Requirement >> The records below must be transcribed exactly. Do not include the pictures.

Dataset records >>
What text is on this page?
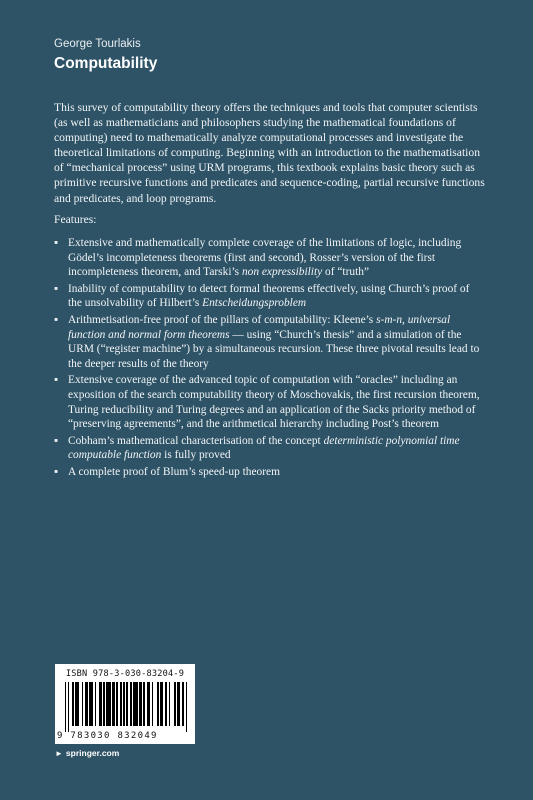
George Tourlakis
Computability

This survey of computability theory offers the techniques and tools that computer scientists (as well as mathematicians and philosophers studying the mathematical foundations of computing) need to mathematically analyze computational processes and investigate the theoretical limitations of computing. Beginning with an introduction to the mathematisation of “mechanical process” using URM programs, this textbook explains basic theory such as primitive recursive functions and predicates and sequence-coding, partial recursive functions and predicates, and loop programs.

Features:
▪ Extensive and mathematically complete coverage of the limitations of logic, including Gödel’s incompleteness theorems (first and second), Rosser’s version of the first incompleteness theorem, and Tarski’s non expressibility of “truth”
▪ Inability of computability to detect formal theorems effectively, using Church’s proof of the unsolvability of Hilbert’s Entscheidungsproblem
▪ Arithmetisation-free proof of the pillars of computability: Kleene’s s-m-n, universal function and normal form theorems — using “Church’s thesis” and a simulation of the URM (“register machine”) by a simultaneous recursion. These three pivotal results lead to the deeper results of the theory
▪ Extensive coverage of the advanced topic of computation with “oracles” including an exposition of the search computability theory of Moschovakis, the first recursion theorem, Turing reducibility and Turing degrees and an application of the Sacks priority method of “preserving agreements”, and the arithmetical hierarchy including Post’s theorem
▪ Cobham’s mathematical characterisation of the concept deterministic polynomial time computable function is fully proved
▪ A complete proof of Blum’s speed-up theorem
ISBN 978-3-030-83204-9
9 783030 832049
► springer.com
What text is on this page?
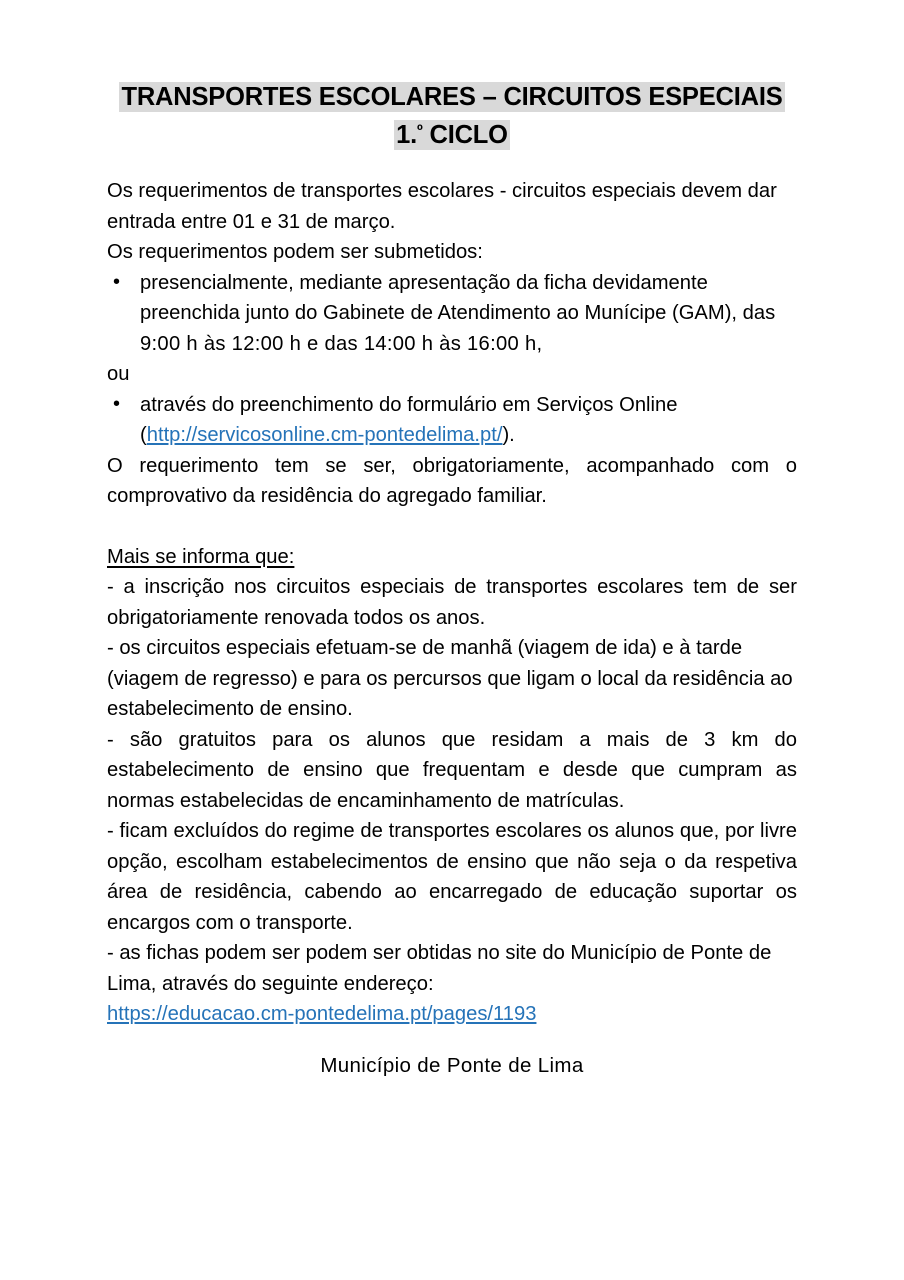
TRANSPORTES ESCOLARES – CIRCUITOS ESPECIAIS
1.$^º$ CICLO

Os requerimentos de transportes escolares - circuitos especiais devem dar entrada entre 01 e 31 de março.

Os requerimentos podem ser submetidos:

• presencialmente, mediante apresentação da ficha devidamente
preenchida junto do Gabinete de Atendimento ao Munícipe (GAM), das
9:00 h às 12:00 h e das 14:00 h às 16:00 h,

ou

• através do preenchimento do formulário em Serviços Online
(http://servicosonline.cm-pontedelima.pt/).

O requerimento tem se ser, obrigatoriamente, acompanhado com o comprovativo da residência do agregado familiar.

Mais se informa que:

- a inscrição nos circuitos especiais de transportes escolares tem de ser obrigatoriamente renovada todos os anos.

- os circuitos especiais efetuam-se de manhã (viagem de ida) e à tarde (viagem de regresso) e para os percursos que ligam o local da residência ao estabelecimento de ensino.

- são gratuitos para os alunos que residam a mais de 3 km do estabelecimento de ensino que frequentam e desde que cumpram as normas estabelecidas de encaminhamento de matrículas.

- ficam excluídos do regime de transportes escolares os alunos que, por livre opção, escolham estabelecimentos de ensino que não seja o da respetiva área de residência, cabendo ao encarregado de educação suportar os encargos com o transporte.

- as fichas podem ser podem ser obtidas no site do Município de Ponte de Lima, através do seguinte endereço:

https://educacao.cm-pontedelima.pt/pages/1193

Município de Ponte de Lima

Task response >>
What text is on this page?
George Tourlakis
Computability

This survey of computability theory offers the techniques and tools that computer scientists (as well as mathematicians and philosophers studying the mathematical foundations of computing) need to mathematically analyze computational processes and investigate the theoretical limitations of computing. Beginning with an introduction to the mathematisation of “mechanical process” using URM programs, this textbook explains basic theory such as primitive recursive functions and predicates and sequence-coding, partial recursive functions and predicates, and loop programs.

Features:
▪ Extensive and mathematically complete coverage of the limitations of logic, including Gödel’s incompleteness theorems (first and second), Rosser’s version of the first incompleteness theorem, and Tarski’s non expressibility of “truth”
▪ Inability of computability to detect formal theorems effectively, using Church’s proof of the unsolvability of Hilbert’s Entscheidungsproblem
▪ Arithmetisation-free proof of the pillars of computability: Kleene’s s-m-n, universal function and normal form theorems — using “Church’s thesis” and a simulation of the URM (“register machine”) by a simultaneous recursion. These three pivotal results lead to the deeper results of the theory
▪ Extensive coverage of the advanced topic of computation with “oracles” including an exposition of the search computability theory of Moschovakis, the first recursion theorem, Turing reducibility and Turing degrees and an application of the Sacks priority method of “preserving agreements”, and the arithmetical hierarchy including Post’s theorem
▪ Cobham’s mathematical characterisation of the concept deterministic polynomial time computable function is fully proved
▪ A complete proof of Blum’s speed-up theorem
ISBN 978-3-030-83204-9
9 783030 832049
► springer.com
What text is on this page?
TRANSPORTES ESCOLARES – CIRCUITOS ESPECIAIS
1.$^º$ CICLO

Os requerimentos de transportes escolares - circuitos especiais devem dar entrada entre 01 e 31 de março.

Os requerimentos podem ser submetidos:

• presencialmente, mediante apresentação da ficha devidamente
preenchida junto do Gabinete de Atendimento ao Munícipe (GAM), das
9:00 h às 12:00 h e das 14:00 h às 16:00 h,

ou

• através do preenchimento do formulário em Serviços Online
(http://servicosonline.cm-pontedelima.pt/).

O requerimento tem se ser, obrigatoriamente, acompanhado com o comprovativo da residência do agregado familiar.

Mais se informa que:

- a inscrição nos circuitos especiais de transportes escolares tem de ser obrigatoriamente renovada todos os anos.

- os circuitos especiais efetuam-se de manhã (viagem de ida) e à tarde (viagem de regresso) e para os percursos que ligam o local da residência ao estabelecimento de ensino.

- são gratuitos para os alunos que residam a mais de 3 km do estabelecimento de ensino que frequentam e desde que cumpram as normas estabelecidas de encaminhamento de matrículas.

- ficam excluídos do regime de transportes escolares os alunos que, por livre opção, escolham estabelecimentos de ensino que não seja o da respetiva área de residência, cabendo ao encarregado de educação suportar os encargos com o transporte.

- as fichas podem ser podem ser obtidas no site do Município de Ponte de Lima, através do seguinte endereço:

https://educacao.cm-pontedelima.pt/pages/1193

Município de Ponte de Lima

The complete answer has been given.